- _DATA SUPPLIED_
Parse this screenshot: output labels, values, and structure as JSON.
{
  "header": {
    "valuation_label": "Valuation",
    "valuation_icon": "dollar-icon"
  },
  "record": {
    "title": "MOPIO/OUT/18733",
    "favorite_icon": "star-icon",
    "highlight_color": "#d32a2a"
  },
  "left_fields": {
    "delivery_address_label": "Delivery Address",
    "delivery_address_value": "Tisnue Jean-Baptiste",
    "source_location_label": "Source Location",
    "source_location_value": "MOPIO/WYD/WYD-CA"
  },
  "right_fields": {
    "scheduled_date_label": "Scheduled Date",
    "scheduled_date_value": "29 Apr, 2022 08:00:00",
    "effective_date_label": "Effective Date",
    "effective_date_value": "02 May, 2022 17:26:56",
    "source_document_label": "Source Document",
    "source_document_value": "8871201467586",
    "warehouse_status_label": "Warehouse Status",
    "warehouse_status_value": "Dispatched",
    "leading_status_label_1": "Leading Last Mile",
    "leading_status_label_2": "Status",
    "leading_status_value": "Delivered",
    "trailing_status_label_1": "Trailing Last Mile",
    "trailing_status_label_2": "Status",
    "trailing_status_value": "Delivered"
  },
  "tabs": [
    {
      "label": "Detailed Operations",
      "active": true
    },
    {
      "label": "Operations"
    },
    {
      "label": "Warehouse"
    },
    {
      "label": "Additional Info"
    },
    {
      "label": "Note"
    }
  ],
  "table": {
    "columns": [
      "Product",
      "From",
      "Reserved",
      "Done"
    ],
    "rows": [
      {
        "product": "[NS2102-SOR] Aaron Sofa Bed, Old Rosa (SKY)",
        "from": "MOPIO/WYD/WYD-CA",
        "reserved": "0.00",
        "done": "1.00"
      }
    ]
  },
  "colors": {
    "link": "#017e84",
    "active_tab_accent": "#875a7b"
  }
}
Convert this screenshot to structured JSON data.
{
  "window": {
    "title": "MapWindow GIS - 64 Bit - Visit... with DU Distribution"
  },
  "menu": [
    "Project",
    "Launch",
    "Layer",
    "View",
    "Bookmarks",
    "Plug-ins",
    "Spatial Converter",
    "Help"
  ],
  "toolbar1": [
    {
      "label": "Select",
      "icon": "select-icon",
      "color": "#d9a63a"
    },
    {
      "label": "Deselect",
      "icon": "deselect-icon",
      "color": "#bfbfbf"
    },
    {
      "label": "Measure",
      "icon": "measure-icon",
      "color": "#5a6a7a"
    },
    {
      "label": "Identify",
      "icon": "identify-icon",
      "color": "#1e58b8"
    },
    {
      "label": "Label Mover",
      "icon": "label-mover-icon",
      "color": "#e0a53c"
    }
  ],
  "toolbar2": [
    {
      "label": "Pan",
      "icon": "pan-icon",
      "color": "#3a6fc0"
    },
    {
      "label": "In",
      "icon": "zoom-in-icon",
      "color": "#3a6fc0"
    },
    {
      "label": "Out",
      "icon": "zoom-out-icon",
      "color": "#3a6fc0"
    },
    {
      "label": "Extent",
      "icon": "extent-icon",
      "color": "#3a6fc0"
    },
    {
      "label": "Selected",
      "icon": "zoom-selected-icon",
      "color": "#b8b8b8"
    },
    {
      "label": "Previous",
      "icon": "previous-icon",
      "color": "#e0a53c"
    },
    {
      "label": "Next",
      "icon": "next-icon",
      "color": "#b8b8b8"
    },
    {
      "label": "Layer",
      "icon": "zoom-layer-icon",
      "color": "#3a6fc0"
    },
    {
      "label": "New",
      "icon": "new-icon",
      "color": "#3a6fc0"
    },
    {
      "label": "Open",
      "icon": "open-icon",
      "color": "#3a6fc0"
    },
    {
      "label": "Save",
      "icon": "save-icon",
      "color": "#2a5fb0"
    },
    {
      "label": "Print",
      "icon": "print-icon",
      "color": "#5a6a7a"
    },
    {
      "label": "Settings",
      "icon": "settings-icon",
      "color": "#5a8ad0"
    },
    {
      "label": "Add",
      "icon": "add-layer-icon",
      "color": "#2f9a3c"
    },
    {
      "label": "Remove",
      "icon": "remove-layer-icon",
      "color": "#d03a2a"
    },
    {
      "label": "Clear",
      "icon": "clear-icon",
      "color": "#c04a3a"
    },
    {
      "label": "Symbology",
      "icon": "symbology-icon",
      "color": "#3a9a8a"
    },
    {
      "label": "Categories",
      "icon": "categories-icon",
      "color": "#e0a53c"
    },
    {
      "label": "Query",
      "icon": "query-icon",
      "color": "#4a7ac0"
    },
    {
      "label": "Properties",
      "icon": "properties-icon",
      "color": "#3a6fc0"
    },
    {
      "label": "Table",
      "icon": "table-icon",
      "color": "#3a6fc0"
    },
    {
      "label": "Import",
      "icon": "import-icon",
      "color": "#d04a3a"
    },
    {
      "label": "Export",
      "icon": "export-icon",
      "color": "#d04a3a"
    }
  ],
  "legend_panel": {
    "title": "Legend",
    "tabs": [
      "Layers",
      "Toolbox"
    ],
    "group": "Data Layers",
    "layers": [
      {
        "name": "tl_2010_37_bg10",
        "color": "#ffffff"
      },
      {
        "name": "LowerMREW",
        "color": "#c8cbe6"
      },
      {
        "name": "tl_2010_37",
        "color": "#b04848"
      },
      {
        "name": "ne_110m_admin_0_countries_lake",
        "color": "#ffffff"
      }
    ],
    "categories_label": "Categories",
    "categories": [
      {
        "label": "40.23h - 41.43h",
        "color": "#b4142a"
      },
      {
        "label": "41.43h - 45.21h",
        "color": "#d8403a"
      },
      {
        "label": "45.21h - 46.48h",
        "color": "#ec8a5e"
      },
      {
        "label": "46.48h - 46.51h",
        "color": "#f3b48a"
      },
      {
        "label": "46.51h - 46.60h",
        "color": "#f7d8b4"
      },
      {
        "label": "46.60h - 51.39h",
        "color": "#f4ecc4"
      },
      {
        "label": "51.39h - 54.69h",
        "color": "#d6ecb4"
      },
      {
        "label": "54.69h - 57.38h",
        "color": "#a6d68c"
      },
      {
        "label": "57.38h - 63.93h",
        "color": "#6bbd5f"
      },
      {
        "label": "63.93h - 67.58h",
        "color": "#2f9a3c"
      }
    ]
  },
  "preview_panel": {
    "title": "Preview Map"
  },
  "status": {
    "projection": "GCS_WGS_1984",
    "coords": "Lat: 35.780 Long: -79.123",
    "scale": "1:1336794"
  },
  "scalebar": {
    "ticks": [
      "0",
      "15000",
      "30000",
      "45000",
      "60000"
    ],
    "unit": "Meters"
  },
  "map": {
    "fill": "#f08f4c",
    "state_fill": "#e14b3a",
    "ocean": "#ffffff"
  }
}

- _DO THIS_
Your task is to quote all of the data word for word.

- _PROBLEM SOLUTION_
Parse this screenshot: output labels, values, and structure as JSON.
{
  "header": {
    "valuation_label": "Valuation",
    "valuation_icon": "dollar-icon"
  },
  "record": {
    "title": "MOPIO/OUT/18733",
    "favorite_icon": "star-icon",
    "highlight_color": "#d32a2a"
  },
  "left_fields": {
    "delivery_address_label": "Delivery Address",
    "delivery_address_value": "Tisnue Jean-Baptiste",
    "source_location_label": "Source Location",
    "source_location_value": "MOPIO/WYD/WYD-CA"
  },
  "right_fields": {
    "scheduled_date_label": "Scheduled Date",
    "scheduled_date_value": "29 Apr, 2022 08:00:00",
    "effective_date_label": "Effective Date",
    "effective_date_value": "02 May, 2022 17:26:56",
    "source_document_label": "Source Document",
    "source_document_value": "8871201467586",
    "warehouse_status_label": "Warehouse Status",
    "warehouse_status_value": "Dispatched",
    "leading_status_label_1": "Leading Last Mile",
    "leading_status_label_2": "Status",
    "leading_status_value": "Delivered",
    "trailing_status_label_1": "Trailing Last Mile",
    "trailing_status_label_2": "Status",
    "trailing_status_value": "Delivered"
  },
  "tabs": [
    {
      "label": "Detailed Operations",
      "active": true
    },
    {
      "label": "Operations"
    },
    {
      "label": "Warehouse"
    },
    {
      "label": "Additional Info"
    },
    {
      "label": "Note"
    }
  ],
  "table": {
    "columns": [
      "Product",
      "From",
      "Reserved",
      "Done"
    ],
    "rows": [
      {
        "product": "[NS2102-SOR] Aaron Sofa Bed, Old Rosa (SKY)",
        "from": "MOPIO/WYD/WYD-CA",
        "reserved": "0.00",
        "done": "1.00"
      }
    ]
  },
  "colors": {
    "link": "#017e84",
    "active_tab_accent": "#875a7b"
  }
}
Convert this screenshot to structured JSON data.
{
  "window": {
    "title": "MapWindow GIS - 64 Bit - Visit... with DU Distribution"
  },
  "menu": [
    "Project",
    "Launch",
    "Layer",
    "View",
    "Bookmarks",
    "Plug-ins",
    "Spatial Converter",
    "Help"
  ],
  "toolbar1": [
    {
      "label": "Select",
      "icon": "select-icon",
      "color": "#d9a63a"
    },
    {
      "label": "Deselect",
      "icon": "deselect-icon",
      "color": "#bfbfbf"
    },
    {
      "label": "Measure",
      "icon": "measure-icon",
      "color": "#5a6a7a"
    },
    {
      "label": "Identify",
      "icon": "identify-icon",
      "color": "#1e58b8"
    },
    {
      "label": "Label Mover",
      "icon": "label-mover-icon",
      "color": "#e0a53c"
    }
  ],
  "toolbar2": [
    {
      "label": "Pan",
      "icon": "pan-icon",
      "color": "#3a6fc0"
    },
    {
      "label": "In",
      "icon": "zoom-in-icon",
      "color": "#3a6fc0"
    },
    {
      "label": "Out",
      "icon": "zoom-out-icon",
      "color": "#3a6fc0"
    },
    {
      "label": "Extent",
      "icon": "extent-icon",
      "color": "#3a6fc0"
    },
    {
      "label": "Selected",
      "icon": "zoom-selected-icon",
      "color": "#b8b8b8"
    },
    {
      "label": "Previous",
      "icon": "previous-icon",
      "color": "#e0a53c"
    },
    {
      "label": "Next",
      "icon": "next-icon",
      "color": "#b8b8b8"
    },
    {
      "label": "Layer",
      "icon": "zoom-layer-icon",
      "color": "#3a6fc0"
    },
    {
      "label": "New",
      "icon": "new-icon",
      "color": "#3a6fc0"
    },
    {
      "label": "Open",
      "icon": "open-icon",
      "color": "#3a6fc0"
    },
    {
      "label": "Save",
      "icon": "save-icon",
      "color": "#2a5fb0"
    },
    {
      "label": "Print",
      "icon": "print-icon",
      "color": "#5a6a7a"
    },
    {
      "label": "Settings",
      "icon": "settings-icon",
      "color": "#5a8ad0"
    },
    {
      "label": "Add",
      "icon": "add-layer-icon",
      "color": "#2f9a3c"
    },
    {
      "label": "Remove",
      "icon": "remove-layer-icon",
      "color": "#d03a2a"
    },
    {
      "label": "Clear",
      "icon": "clear-icon",
      "color": "#c04a3a"
    },
    {
      "label": "Symbology",
      "icon": "symbology-icon",
      "color": "#3a9a8a"
    },
    {
      "label": "Categories",
      "icon": "categories-icon",
      "color": "#e0a53c"
    },
    {
      "label": "Query",
      "icon": "query-icon",
      "color": "#4a7ac0"
    },
    {
      "label": "Properties",
      "icon": "properties-icon",
      "color": "#3a6fc0"
    },
    {
      "label": "Table",
      "icon": "table-icon",
      "color": "#3a6fc0"
    },
    {
      "label": "Import",
      "icon": "import-icon",
      "color": "#d04a3a"
    },
    {
      "label": "Export",
      "icon": "export-icon",
      "color": "#d04a3a"
    }
  ],
  "legend_panel": {
    "title": "Legend",
    "tabs": [
      "Layers",
      "Toolbox"
    ],
    "group": "Data Layers",
    "layers": [
      {
        "name": "tl_2010_37_bg10",
        "color": "#ffffff"
      },
      {
        "name": "LowerMREW",
        "color": "#c8cbe6"
      },
      {
        "name": "tl_2010_37",
        "color": "#b04848"
      },
      {
        "name": "ne_110m_admin_0_countries_lake",
        "color": "#ffffff"
      }
    ],
    "categories_label": "Categories",
    "categories": [
      {
        "label": "40.23h - 41.43h",
        "color": "#b4142a"
      },
      {
        "label": "41.43h - 45.21h",
        "color": "#d8403a"
      },
      {
        "label": "45.21h - 46.48h",
        "color": "#ec8a5e"
      },
      {
        "label": "46.48h - 46.51h",
        "color": "#f3b48a"
      },
      {
        "label": "46.51h - 46.60h",
        "color": "#f7d8b4"
      },
      {
        "label": "46.60h - 51.39h",
        "color": "#f4ecc4"
      },
      {
        "label": "51.39h - 54.69h",
        "color": "#d6ecb4"
      },
      {
        "label": "54.69h - 57.38h",
        "color": "#a6d68c"
      },
      {
        "label": "57.38h - 63.93h",
        "color": "#6bbd5f"
      },
      {
        "label": "63.93h - 67.58h",
        "color": "#2f9a3c"
      }
    ]
  },
  "preview_panel": {
    "title": "Preview Map"
  },
  "status": {
    "projection": "GCS_WGS_1984",
    "coords": "Lat: 35.780 Long: -79.123",
    "scale": "1:1336794"
  },
  "scalebar": {
    "ticks": [
      "0",
      "15000",
      "30000",
      "45000",
      "60000"
    ],
    "unit": "Meters"
  },
  "map": {
    "fill": "#f08f4c",
    "state_fill": "#e14b3a",
    "ocean": "#ffffff"
  }
}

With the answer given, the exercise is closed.